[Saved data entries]
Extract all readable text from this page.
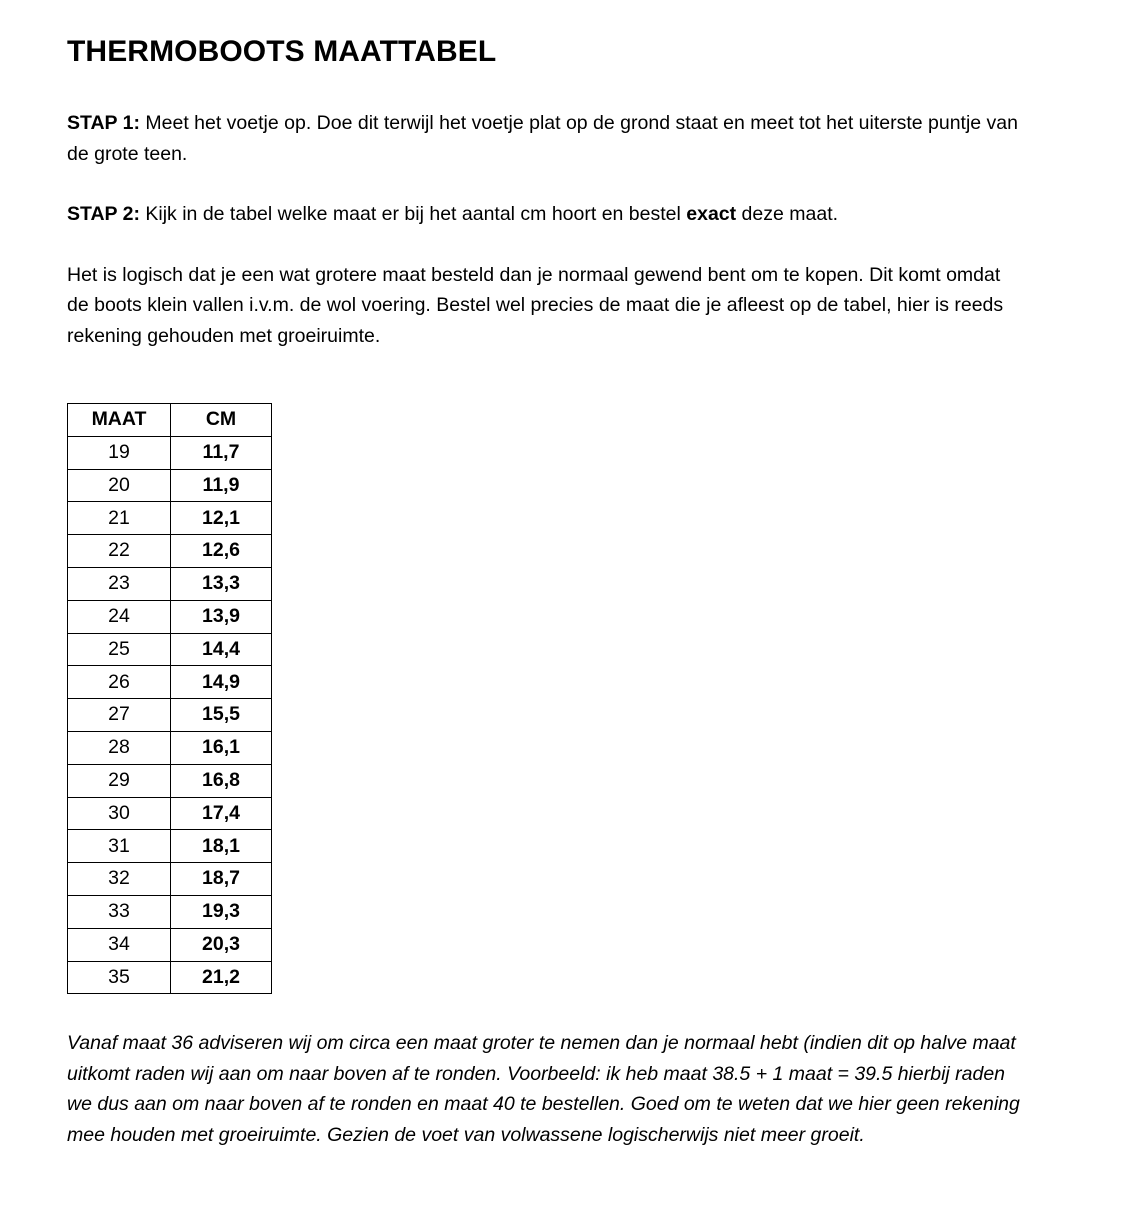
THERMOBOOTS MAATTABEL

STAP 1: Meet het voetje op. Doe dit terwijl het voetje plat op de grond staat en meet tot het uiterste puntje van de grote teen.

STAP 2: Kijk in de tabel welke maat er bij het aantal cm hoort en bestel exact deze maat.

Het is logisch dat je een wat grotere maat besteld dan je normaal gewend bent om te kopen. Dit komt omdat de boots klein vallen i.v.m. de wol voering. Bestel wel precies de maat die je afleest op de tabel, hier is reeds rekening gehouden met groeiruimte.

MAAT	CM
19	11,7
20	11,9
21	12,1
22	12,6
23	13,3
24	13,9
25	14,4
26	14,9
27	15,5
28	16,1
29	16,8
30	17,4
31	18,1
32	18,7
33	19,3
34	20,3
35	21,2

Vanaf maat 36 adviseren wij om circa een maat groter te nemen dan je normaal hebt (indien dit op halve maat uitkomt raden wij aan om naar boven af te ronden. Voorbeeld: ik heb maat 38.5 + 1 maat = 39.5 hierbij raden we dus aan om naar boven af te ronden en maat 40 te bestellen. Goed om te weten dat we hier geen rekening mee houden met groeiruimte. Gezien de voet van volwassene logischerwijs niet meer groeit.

▶ Task to complete
Pick each line holding the word "STAP" out of the listing.

▶ Solved problem
STAP 1: Meet het voetje op. Doe dit terwijl het voetje plat op de grond staat en meet tot het uiterste puntje van de grote teen.
STAP 2: Kijk in de tabel welke maat er bij het aantal cm hoort en bestel exact deze maat.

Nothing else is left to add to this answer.